> _Task objective_
Format everything from the start of the records down through the line containing "99, 110, 116]" as a numbered list, leaving out any blank lines.

· · · · ·

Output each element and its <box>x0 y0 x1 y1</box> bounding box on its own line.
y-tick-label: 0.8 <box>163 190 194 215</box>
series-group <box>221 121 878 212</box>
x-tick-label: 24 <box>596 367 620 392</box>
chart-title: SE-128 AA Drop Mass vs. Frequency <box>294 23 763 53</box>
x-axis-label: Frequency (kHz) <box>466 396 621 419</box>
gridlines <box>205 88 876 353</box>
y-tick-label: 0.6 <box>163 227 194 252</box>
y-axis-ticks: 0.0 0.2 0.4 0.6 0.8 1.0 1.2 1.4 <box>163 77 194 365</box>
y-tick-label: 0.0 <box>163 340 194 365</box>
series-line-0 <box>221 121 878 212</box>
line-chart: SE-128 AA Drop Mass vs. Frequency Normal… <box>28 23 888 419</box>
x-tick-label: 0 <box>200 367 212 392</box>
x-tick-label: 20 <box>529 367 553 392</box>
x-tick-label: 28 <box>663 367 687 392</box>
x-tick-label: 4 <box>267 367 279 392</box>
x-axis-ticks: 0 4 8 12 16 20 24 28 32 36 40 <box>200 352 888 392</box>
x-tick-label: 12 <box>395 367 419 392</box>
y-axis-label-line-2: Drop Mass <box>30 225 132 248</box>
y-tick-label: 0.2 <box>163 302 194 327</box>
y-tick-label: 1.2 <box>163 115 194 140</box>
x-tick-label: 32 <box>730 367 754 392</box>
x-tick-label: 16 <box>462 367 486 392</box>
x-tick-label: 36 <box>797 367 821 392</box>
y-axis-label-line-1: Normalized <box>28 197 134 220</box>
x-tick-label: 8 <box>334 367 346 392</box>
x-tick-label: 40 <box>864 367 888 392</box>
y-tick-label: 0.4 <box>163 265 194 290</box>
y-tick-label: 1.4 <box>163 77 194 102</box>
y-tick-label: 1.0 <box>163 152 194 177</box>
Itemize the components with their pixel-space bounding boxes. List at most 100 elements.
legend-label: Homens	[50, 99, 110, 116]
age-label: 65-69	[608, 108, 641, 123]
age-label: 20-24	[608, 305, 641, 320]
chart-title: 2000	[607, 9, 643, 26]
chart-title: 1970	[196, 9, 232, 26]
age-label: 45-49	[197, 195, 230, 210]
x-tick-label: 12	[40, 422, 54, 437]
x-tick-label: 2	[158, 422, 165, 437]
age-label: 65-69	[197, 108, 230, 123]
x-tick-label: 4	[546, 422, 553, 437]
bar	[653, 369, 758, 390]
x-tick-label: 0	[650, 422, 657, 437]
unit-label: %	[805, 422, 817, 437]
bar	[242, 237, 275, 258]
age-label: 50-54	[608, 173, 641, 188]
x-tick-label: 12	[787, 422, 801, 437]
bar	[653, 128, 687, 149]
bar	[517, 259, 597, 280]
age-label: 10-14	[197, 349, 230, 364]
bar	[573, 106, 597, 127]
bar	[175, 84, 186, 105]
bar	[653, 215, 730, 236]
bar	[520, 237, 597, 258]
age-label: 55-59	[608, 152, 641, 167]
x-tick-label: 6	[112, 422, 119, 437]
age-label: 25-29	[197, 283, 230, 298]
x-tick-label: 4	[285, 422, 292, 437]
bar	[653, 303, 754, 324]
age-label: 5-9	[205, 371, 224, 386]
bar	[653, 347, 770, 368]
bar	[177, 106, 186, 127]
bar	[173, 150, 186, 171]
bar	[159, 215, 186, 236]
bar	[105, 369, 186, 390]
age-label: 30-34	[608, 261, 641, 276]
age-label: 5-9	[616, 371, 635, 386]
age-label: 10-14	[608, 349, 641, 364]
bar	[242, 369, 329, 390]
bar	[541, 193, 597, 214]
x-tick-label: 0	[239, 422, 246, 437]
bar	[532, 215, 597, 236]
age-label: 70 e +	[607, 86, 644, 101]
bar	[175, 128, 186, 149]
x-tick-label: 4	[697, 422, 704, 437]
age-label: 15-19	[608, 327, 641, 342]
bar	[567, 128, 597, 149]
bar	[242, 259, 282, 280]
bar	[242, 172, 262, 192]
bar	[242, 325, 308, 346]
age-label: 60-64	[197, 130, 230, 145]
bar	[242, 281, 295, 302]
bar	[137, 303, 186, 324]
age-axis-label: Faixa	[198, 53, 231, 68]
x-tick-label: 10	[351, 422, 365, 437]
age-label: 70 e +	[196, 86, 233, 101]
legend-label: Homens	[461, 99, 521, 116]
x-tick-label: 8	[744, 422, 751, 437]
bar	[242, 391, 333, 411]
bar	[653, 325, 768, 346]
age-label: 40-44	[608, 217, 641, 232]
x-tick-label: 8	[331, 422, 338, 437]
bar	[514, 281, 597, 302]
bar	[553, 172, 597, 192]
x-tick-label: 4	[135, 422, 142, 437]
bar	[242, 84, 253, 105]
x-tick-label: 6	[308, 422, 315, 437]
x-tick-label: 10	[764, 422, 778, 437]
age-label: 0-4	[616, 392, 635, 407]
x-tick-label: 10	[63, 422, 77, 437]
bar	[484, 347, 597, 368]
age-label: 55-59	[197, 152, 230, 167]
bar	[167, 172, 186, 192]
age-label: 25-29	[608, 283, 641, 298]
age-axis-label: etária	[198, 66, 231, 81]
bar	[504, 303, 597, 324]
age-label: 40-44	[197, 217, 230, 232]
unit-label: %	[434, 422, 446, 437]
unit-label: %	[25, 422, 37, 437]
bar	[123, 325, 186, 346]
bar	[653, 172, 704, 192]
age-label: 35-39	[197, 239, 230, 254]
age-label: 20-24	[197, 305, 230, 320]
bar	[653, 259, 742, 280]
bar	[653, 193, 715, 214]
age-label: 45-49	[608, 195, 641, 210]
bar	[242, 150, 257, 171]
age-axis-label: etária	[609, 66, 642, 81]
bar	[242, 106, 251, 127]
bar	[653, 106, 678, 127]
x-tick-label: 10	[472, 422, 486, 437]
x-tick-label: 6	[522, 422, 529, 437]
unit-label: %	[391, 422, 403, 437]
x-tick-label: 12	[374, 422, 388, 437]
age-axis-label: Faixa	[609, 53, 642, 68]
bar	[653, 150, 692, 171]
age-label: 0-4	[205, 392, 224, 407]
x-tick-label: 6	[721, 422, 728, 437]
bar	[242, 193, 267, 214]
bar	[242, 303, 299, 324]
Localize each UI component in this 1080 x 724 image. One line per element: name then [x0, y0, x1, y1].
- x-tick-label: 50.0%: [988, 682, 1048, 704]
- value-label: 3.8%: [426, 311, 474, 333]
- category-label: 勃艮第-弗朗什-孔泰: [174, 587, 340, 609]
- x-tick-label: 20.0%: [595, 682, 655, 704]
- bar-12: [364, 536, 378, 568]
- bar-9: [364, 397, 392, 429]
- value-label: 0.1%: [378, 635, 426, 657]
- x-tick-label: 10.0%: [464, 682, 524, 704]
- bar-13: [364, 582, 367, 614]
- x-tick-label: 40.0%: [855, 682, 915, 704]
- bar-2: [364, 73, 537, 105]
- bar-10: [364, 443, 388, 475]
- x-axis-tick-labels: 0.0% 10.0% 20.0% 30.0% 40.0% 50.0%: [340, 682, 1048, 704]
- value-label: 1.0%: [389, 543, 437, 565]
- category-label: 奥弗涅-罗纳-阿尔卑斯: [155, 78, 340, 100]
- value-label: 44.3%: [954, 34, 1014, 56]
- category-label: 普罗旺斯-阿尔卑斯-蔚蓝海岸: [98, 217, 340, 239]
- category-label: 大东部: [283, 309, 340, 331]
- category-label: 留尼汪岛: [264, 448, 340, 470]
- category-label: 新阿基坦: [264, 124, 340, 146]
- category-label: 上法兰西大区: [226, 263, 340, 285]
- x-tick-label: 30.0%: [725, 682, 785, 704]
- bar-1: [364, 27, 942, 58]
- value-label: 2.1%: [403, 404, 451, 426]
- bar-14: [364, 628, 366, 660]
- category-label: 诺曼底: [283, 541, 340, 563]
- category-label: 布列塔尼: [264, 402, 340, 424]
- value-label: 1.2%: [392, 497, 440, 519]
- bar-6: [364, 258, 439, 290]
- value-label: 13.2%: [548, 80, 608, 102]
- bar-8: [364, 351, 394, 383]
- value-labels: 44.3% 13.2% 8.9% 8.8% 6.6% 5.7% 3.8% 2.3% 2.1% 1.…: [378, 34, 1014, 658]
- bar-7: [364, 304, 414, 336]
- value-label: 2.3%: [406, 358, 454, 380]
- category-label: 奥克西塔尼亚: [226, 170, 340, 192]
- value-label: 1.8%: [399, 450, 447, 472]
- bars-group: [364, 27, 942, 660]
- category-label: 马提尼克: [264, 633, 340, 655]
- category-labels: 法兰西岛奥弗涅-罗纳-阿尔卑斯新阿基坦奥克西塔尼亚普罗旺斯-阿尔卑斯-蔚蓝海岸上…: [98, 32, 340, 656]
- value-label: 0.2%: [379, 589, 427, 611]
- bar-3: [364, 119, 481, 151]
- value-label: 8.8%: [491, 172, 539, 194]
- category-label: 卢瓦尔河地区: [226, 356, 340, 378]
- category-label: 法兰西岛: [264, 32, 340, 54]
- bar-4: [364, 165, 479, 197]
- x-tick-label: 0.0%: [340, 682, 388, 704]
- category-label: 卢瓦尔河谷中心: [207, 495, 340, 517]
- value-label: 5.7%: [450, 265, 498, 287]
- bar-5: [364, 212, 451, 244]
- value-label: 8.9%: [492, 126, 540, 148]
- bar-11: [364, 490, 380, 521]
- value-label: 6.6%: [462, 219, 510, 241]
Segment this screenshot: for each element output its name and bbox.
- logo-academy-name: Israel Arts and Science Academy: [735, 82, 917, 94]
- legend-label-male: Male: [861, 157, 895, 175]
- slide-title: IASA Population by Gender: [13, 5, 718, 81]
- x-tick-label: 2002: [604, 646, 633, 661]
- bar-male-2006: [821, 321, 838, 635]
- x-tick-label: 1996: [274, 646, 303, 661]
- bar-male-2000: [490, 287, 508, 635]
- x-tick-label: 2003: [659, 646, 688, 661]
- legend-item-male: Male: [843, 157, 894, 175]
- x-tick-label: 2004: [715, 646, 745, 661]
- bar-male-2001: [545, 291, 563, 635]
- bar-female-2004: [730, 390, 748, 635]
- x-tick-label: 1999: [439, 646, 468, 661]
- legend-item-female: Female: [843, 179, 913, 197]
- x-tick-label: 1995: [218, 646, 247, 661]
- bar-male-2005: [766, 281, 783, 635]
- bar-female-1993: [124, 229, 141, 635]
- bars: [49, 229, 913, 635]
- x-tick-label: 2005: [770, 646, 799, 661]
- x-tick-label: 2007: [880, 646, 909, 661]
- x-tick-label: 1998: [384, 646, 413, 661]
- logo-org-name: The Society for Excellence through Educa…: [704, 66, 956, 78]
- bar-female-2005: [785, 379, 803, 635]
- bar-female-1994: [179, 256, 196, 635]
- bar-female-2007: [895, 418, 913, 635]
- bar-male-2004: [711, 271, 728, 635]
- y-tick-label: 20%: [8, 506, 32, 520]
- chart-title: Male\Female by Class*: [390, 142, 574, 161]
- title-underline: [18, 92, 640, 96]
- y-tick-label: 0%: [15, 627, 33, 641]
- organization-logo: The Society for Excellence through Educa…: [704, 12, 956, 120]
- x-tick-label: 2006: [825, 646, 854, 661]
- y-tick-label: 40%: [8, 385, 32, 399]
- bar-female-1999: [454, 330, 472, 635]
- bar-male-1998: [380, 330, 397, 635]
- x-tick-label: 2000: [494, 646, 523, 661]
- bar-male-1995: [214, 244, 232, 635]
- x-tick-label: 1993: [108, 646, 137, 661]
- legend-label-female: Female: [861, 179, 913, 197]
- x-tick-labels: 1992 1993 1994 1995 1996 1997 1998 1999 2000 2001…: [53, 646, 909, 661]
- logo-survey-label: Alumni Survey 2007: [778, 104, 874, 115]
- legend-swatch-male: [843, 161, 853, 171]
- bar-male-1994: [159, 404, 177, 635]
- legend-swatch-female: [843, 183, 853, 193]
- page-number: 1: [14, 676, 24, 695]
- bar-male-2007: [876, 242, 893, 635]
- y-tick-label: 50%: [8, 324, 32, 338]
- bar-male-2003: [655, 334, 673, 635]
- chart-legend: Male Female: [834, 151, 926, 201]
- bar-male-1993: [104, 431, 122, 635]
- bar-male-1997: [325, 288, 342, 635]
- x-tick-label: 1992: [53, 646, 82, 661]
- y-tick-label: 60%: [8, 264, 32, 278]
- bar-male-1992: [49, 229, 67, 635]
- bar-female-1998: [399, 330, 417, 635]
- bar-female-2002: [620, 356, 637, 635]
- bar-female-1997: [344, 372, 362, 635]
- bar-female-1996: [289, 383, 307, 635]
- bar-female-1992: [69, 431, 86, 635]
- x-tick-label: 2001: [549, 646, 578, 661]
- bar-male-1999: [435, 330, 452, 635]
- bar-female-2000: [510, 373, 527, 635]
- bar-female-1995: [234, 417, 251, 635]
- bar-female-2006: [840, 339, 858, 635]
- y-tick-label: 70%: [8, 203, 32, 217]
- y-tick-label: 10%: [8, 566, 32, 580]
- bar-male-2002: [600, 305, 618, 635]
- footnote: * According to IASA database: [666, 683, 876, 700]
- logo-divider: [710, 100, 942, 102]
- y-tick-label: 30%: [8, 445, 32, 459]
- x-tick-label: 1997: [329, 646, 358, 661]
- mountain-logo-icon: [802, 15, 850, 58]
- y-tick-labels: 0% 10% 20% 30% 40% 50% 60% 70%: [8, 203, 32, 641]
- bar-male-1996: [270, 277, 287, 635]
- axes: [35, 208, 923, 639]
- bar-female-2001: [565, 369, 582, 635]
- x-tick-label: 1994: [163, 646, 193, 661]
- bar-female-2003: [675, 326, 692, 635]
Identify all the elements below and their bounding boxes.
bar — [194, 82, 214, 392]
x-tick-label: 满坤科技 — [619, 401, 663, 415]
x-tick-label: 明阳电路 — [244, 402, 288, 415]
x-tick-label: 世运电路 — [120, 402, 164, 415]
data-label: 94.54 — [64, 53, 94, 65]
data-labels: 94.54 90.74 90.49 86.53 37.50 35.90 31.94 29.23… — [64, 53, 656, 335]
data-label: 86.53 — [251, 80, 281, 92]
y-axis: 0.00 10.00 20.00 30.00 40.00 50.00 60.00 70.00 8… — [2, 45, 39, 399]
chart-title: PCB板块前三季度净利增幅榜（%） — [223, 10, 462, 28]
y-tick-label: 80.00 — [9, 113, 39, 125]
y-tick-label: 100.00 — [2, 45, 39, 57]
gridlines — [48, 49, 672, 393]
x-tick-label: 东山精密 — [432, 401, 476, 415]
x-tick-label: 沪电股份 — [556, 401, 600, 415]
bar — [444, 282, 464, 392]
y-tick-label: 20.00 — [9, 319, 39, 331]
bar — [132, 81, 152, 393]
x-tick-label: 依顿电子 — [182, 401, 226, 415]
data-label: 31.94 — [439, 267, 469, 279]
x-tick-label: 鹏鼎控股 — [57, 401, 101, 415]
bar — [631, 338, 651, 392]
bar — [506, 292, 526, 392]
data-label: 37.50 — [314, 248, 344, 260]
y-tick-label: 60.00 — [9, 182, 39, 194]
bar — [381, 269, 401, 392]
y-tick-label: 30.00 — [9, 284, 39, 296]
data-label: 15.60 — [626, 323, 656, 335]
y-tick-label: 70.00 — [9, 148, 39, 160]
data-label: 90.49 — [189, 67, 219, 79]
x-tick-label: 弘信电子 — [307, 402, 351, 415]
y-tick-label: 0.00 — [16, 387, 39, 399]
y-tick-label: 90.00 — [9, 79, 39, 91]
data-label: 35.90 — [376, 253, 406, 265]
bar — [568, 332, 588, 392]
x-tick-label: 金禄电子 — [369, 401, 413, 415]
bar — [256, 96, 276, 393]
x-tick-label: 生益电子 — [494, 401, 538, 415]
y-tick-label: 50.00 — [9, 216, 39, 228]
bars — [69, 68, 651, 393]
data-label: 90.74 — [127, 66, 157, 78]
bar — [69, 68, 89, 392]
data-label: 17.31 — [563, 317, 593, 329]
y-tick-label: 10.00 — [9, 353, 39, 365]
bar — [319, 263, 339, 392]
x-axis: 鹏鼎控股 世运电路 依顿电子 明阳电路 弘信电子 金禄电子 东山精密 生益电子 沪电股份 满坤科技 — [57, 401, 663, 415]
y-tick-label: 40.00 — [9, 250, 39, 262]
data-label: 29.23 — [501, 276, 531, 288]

· · · · ·

> _Solution_
1. Output each element and its <box>x0 y0 x1 y1</box> bounding box on its own line.
2. y-tick-label: 0.8 <box>163 190 194 215</box>
3. series-group <box>221 121 878 212</box>
4. x-tick-label: 24 <box>596 367 620 392</box>
5. chart-title: SE-128 AA Drop Mass vs. Frequency <box>294 23 763 53</box>
6. x-axis-label: Frequency (kHz) <box>466 396 621 419</box>
7. gridlines <box>205 88 876 353</box>
8. y-tick-label: 0.6 <box>163 227 194 252</box>
9. y-axis-ticks: 0.0 0.2 0.4 0.6 0.8 1.0 1.2 1.4 <box>163 77 194 365</box>
10. y-tick-label: 0.0 <box>163 340 194 365</box>
11. series-line-0 <box>221 121 878 212</box>
12. line-chart: SE-128 AA Drop Mass vs. Frequency Normal… <box>28 23 888 419</box>
13. x-tick-label: 0 <box>200 367 212 392</box>
14. x-tick-label: 20 <box>529 367 553 392</box>
15. x-tick-label: 28 <box>663 367 687 392</box>
16. x-tick-label: 4 <box>267 367 279 392</box>
17. x-axis-ticks: 0 4 8 12 16 20 24 28 32 36 40 <box>200 352 888 392</box>
18. x-tick-label: 12 <box>395 367 419 392</box>
19. y-axis-label-line-2: Drop Mass <box>30 225 132 248</box>
20. y-tick-label: 0.2 <box>163 302 194 327</box>
21. y-tick-label: 1.2 <box>163 115 194 140</box>
22. x-tick-label: 32 <box>730 367 754 392</box>
23. x-tick-label: 16 <box>462 367 486 392</box>
24. x-tick-label: 36 <box>797 367 821 392</box>
25. y-axis-label-line-1: Normalized <box>28 197 134 220</box>
26. x-tick-label: 8 <box>334 367 346 392</box>
27. x-tick-label: 40 <box>864 367 888 392</box>
28. y-tick-label: 0.4 <box>163 265 194 290</box>
29. y-tick-label: 1.4 <box>163 77 194 102</box>
30. y-tick-label: 1.0 <box>163 152 194 177</box>
31. Itemize the components with their pixel-space bounding boxes. List at most 100 elements.
32. legend-label: Homens	[50, 99, 110, 116]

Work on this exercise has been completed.